▸ Exercise brief:
Across the listing below, how many lines hold "Among"? Reply with the number by itself.

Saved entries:
□ □ □ □
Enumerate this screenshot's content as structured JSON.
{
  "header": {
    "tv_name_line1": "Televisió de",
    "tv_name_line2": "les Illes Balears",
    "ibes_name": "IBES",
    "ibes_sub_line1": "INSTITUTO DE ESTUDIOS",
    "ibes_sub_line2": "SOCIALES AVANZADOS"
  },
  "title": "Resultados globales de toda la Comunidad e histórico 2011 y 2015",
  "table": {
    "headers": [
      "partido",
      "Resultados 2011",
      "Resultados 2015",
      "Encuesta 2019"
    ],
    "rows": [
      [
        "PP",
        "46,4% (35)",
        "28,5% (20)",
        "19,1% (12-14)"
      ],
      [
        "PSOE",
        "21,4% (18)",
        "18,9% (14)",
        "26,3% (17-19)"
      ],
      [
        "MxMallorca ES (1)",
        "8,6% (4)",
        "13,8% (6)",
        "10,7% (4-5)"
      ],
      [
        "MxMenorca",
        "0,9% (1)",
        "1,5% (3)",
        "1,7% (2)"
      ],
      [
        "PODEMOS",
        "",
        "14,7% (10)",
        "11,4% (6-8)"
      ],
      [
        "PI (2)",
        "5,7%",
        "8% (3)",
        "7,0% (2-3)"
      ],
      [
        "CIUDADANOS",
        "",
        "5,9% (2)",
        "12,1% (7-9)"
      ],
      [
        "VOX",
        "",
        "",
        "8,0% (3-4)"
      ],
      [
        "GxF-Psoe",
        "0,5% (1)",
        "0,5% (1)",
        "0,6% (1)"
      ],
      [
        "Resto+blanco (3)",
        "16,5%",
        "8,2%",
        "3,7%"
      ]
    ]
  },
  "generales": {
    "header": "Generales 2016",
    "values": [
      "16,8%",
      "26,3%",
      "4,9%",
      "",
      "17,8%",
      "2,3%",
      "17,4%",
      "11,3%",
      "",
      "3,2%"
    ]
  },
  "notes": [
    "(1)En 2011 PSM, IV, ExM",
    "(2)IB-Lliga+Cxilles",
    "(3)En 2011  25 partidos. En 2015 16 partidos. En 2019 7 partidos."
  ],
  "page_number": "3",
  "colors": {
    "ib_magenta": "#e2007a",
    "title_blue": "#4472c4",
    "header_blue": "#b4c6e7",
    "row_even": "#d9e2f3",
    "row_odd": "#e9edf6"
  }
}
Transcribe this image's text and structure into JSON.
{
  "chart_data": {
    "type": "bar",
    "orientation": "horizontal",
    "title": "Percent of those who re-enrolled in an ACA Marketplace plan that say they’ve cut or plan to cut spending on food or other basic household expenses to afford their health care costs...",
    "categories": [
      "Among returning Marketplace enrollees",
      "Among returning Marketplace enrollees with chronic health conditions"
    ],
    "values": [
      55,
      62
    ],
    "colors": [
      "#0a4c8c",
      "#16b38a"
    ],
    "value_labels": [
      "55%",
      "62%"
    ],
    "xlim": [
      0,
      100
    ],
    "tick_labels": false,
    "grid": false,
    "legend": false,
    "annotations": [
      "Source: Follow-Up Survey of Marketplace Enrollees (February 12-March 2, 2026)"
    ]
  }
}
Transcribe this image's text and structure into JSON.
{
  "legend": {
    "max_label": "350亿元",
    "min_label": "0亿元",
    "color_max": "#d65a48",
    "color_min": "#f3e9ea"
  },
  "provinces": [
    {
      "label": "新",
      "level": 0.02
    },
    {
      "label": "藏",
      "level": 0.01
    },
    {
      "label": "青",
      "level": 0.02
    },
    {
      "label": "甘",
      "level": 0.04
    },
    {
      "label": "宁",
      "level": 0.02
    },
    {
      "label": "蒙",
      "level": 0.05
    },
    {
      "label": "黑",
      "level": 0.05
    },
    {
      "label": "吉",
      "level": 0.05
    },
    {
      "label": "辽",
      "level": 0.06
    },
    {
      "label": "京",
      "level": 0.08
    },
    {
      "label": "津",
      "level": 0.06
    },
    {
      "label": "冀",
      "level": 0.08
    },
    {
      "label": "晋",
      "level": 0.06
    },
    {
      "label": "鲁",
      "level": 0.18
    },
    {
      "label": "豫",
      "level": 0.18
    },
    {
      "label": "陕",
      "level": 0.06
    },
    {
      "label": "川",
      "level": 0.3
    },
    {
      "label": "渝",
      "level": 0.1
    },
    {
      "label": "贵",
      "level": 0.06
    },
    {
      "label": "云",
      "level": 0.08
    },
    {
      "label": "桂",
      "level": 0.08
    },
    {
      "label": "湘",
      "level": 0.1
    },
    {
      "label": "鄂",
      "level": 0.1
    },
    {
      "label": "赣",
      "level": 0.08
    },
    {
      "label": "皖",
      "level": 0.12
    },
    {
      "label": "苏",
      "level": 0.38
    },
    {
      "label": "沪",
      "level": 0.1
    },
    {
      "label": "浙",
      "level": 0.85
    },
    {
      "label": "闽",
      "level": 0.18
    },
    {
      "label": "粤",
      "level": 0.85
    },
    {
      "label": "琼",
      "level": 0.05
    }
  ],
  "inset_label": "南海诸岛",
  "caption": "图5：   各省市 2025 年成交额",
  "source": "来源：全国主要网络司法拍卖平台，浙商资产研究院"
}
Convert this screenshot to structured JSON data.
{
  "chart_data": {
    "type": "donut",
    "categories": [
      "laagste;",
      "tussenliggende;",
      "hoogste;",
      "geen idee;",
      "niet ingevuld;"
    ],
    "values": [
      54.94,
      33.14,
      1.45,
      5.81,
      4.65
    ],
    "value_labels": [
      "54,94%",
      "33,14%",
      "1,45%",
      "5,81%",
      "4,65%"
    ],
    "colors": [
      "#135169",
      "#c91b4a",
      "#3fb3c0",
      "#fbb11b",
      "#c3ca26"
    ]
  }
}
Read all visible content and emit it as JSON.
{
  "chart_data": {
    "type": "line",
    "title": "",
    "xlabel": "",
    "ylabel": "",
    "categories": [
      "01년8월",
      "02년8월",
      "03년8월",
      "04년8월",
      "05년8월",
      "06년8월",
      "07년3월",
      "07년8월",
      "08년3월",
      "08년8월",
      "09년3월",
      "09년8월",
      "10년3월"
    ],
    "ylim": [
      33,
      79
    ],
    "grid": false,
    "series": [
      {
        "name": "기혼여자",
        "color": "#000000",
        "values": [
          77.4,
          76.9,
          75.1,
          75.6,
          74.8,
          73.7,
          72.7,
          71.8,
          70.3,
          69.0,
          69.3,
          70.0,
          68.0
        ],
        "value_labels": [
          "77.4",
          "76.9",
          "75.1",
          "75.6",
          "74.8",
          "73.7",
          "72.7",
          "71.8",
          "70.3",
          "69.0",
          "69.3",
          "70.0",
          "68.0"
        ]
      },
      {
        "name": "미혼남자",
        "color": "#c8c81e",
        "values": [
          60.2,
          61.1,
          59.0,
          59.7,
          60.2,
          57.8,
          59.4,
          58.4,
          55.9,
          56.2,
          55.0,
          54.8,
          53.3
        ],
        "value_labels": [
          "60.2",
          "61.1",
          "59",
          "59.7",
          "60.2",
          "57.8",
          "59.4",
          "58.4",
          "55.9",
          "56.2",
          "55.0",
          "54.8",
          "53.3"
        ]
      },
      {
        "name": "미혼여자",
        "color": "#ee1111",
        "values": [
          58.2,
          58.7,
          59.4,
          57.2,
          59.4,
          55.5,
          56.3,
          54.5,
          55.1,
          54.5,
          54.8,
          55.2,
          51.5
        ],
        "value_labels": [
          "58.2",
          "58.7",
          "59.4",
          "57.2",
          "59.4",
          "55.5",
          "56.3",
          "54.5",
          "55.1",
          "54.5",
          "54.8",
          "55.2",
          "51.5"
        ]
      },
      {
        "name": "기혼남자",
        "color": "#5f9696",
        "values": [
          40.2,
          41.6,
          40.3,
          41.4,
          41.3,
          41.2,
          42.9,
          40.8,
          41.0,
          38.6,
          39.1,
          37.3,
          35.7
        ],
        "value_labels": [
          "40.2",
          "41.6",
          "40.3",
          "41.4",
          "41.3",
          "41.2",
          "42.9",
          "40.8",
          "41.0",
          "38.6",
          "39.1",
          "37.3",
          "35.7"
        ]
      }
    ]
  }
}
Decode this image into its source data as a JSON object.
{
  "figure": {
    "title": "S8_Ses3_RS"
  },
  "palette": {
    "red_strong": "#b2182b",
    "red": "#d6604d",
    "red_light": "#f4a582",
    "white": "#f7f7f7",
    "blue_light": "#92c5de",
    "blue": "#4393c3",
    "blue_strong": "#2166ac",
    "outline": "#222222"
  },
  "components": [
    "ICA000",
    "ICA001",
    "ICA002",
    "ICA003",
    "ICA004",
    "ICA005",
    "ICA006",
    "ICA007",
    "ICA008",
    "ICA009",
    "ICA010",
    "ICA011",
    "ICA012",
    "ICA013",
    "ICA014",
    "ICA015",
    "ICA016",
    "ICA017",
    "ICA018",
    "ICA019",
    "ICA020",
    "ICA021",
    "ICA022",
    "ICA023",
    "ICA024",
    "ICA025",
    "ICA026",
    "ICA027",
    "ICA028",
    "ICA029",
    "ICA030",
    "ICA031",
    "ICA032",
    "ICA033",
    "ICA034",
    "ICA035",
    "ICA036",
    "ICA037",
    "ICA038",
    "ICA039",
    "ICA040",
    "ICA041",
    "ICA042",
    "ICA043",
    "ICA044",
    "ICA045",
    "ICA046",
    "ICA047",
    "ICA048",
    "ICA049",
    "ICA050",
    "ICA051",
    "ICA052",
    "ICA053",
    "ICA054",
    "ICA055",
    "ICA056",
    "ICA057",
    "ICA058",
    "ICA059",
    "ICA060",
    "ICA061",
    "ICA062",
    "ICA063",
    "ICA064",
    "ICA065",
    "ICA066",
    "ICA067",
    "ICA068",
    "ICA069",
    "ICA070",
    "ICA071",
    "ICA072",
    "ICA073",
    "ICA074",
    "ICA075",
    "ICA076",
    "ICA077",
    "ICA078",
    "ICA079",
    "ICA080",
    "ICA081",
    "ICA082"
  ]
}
□ □ □ □
▸ Correct result:
2